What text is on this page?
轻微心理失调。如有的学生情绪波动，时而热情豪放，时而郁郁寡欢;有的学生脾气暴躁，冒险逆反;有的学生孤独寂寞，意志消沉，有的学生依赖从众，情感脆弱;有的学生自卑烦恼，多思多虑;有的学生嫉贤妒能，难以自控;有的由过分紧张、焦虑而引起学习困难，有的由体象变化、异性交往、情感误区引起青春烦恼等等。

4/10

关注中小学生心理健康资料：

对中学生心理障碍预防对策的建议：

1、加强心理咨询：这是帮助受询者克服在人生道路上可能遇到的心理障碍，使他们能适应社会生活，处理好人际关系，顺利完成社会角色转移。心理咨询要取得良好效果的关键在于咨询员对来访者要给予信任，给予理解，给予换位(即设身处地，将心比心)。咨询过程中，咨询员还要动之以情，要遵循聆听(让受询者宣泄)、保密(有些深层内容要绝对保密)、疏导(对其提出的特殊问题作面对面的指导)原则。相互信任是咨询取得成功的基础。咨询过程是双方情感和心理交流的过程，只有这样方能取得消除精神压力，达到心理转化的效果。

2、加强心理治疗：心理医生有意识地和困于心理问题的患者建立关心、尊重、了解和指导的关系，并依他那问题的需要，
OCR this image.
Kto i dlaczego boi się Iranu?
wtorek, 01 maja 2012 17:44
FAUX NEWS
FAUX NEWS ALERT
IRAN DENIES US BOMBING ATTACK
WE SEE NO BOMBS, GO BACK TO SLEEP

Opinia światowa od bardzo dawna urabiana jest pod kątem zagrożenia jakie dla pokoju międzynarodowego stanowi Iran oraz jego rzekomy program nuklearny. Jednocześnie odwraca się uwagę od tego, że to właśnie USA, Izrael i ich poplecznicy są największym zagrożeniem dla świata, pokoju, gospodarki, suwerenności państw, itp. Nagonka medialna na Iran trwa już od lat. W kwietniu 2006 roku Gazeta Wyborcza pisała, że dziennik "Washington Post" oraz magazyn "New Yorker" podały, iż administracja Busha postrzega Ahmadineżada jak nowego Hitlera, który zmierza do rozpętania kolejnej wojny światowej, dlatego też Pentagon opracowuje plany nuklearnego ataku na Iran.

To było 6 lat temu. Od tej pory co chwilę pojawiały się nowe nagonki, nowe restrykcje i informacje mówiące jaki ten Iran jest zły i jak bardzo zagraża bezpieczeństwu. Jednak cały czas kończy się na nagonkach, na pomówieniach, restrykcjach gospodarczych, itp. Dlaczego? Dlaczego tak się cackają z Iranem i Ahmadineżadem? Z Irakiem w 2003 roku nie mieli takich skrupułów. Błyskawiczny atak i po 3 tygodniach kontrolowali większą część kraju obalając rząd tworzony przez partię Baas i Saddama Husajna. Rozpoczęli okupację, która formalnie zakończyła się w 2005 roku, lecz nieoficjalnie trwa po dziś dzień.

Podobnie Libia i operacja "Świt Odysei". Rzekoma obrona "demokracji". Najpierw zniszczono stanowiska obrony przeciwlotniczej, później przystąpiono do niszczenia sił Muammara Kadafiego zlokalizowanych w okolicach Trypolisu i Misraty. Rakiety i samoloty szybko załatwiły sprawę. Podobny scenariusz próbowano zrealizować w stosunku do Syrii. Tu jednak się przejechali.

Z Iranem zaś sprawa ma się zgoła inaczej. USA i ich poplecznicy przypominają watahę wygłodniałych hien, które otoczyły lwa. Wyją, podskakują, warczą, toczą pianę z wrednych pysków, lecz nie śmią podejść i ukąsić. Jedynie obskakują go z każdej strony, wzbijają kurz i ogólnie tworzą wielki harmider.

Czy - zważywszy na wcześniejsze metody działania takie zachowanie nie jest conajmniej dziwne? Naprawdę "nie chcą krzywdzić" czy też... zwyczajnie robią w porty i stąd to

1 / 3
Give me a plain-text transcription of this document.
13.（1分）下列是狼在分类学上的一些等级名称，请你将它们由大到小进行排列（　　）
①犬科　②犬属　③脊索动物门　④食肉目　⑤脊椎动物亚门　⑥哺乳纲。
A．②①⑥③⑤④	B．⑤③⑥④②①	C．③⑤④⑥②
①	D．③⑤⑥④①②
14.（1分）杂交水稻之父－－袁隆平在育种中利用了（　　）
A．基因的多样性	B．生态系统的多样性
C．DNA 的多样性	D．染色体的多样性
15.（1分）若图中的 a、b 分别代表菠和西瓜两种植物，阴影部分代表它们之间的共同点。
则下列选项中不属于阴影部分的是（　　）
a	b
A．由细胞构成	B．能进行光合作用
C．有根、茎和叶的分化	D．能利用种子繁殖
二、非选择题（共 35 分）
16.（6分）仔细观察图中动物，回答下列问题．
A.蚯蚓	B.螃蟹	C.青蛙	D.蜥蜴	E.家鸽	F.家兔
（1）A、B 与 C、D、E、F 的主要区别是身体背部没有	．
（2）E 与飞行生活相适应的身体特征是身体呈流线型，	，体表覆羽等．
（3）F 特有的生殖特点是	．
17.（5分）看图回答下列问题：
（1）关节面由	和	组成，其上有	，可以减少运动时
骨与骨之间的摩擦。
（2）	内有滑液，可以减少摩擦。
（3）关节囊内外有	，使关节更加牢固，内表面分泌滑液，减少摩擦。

━━━━

• The problem
Transcribe the entire listing above precisely.

• The response
What text is on this page?
轻微心理失调。如有的学生情绪波动，时而热情豪放，时而郁郁寡欢;有的学生脾气暴躁，冒险逆反;有的学生孤独寂寞，意志消沉，有的学生依赖从众，情感脆弱;有的学生自卑烦恼，多思多虑;有的学生嫉贤妒能，难以自控;有的由过分紧张、焦虑而引起学习困难，有的由体象变化、异性交往、情感误区引起青春烦恼等等。

4/10

关注中小学生心理健康资料：

对中学生心理障碍预防对策的建议：

1、加强心理咨询：这是帮助受询者克服在人生道路上可能遇到的心理障碍，使他们能适应社会生活，处理好人际关系，顺利完成社会角色转移。心理咨询要取得良好效果的关键在于咨询员对来访者要给予信任，给予理解，给予换位(即设身处地，将心比心)。咨询过程中，咨询员还要动之以情，要遵循聆听(让受询者宣泄)、保密(有些深层内容要绝对保密)、疏导(对其提出的特殊问题作面对面的指导)原则。相互信任是咨询取得成功的基础。咨询过程是双方情感和心理交流的过程，只有这样方能取得消除精神压力，达到心理转化的效果。

2、加强心理治疗：心理医生有意识地和困于心理问题的患者建立关心、尊重、了解和指导的关系，并依他那问题的需要，
OCR this image.
Kto i dlaczego boi się Iranu?
wtorek, 01 maja 2012 17:44
FAUX NEWS
FAUX NEWS ALERT
IRAN DENIES US BOMBING ATTACK
WE SEE NO BOMBS, GO BACK TO SLEEP

Opinia światowa od bardzo dawna urabiana jest pod kątem zagrożenia jakie dla pokoju międzynarodowego stanowi Iran oraz jego rzekomy program nuklearny. Jednocześnie odwraca się uwagę od tego, że to właśnie USA, Izrael i ich poplecznicy są największym zagrożeniem dla świata, pokoju, gospodarki, suwerenności państw, itp. Nagonka medialna na Iran trwa już od lat. W kwietniu 2006 roku Gazeta Wyborcza pisała, że dziennik "Washington Post" oraz magazyn "New Yorker" podały, iż administracja Busha postrzega Ahmadineżada jak nowego Hitlera, który zmierza do rozpętania kolejnej wojny światowej, dlatego też Pentagon opracowuje plany nuklearnego ataku na Iran.

To było 6 lat temu. Od tej pory co chwilę pojawiały się nowe nagonki, nowe restrykcje i informacje mówiące jaki ten Iran jest zły i jak bardzo zagraża bezpieczeństwu. Jednak cały czas kończy się na nagonkach, na pomówieniach, restrykcjach gospodarczych, itp. Dlaczego? Dlaczego tak się cackają z Iranem i Ahmadineżadem? Z Irakiem w 2003 roku nie mieli takich skrupułów. Błyskawiczny atak i po 3 tygodniach kontrolowali większą część kraju obalając rząd tworzony przez partię Baas i Saddama Husajna. Rozpoczęli okupację, która formalnie zakończyła się w 2005 roku, lecz nieoficjalnie trwa po dziś dzień.

Podobnie Libia i operacja "Świt Odysei". Rzekoma obrona "demokracji". Najpierw zniszczono stanowiska obrony przeciwlotniczej, później przystąpiono do niszczenia sił Muammara Kadafiego zlokalizowanych w okolicach Trypolisu i Misraty. Rakiety i samoloty szybko załatwiły sprawę. Podobny scenariusz próbowano zrealizować w stosunku do Syrii. Tu jednak się przejechali.

Z Iranem zaś sprawa ma się zgoła inaczej. USA i ich poplecznicy przypominają watahę wygłodniałych hien, które otoczyły lwa. Wyją, podskakują, warczą, toczą pianę z wrednych pysków, lecz nie śmią podejść i ukąsić. Jedynie obskakują go z każdej strony, wzbijają kurz i ogólnie tworzą wielki harmider.

Czy - zważywszy na wcześniejsze metody działania takie zachowanie nie jest conajmniej dziwne? Naprawdę "nie chcą krzywdzić" czy też... zwyczajnie robią w porty i stąd to

1 / 3
Give me a plain-text transcription of this document.
13.（1分）下列是狼在分类学上的一些等级名称，请你将它们由大到小进行排列（　　）
①犬科　②犬属　③脊索动物门　④食肉目　⑤脊椎动物亚门　⑥哺乳纲。
A．②①⑥③⑤④	B．⑤③⑥④②①	C．③⑤④⑥②
①	D．③⑤⑥④①②
14.（1分）杂交水稻之父－－袁隆平在育种中利用了（　　）
A．基因的多样性	B．生态系统的多样性
C．DNA 的多样性	D．染色体的多样性
15.（1分）若图中的 a、b 分别代表菠和西瓜两种植物，阴影部分代表它们之间的共同点。
则下列选项中不属于阴影部分的是（　　）
a	b
A．由细胞构成	B．能进行光合作用
C．有根、茎和叶的分化	D．能利用种子繁殖
二、非选择题（共 35 分）
16.（6分）仔细观察图中动物，回答下列问题．
A.蚯蚓	B.螃蟹	C.青蛙	D.蜥蜴	E.家鸽	F.家兔
（1）A、B 与 C、D、E、F 的主要区别是身体背部没有	．
（2）E 与飞行生活相适应的身体特征是身体呈流线型，	，体表覆羽等．
（3）F 特有的生殖特点是	．
17.（5分）看图回答下列问题：
（1）关节面由	和	组成，其上有	，可以减少运动时
骨与骨之间的摩擦。
（2）	内有滑液，可以减少摩擦。
（3）关节囊内外有	，使关节更加牢固，内表面分泌滑液，减少摩擦。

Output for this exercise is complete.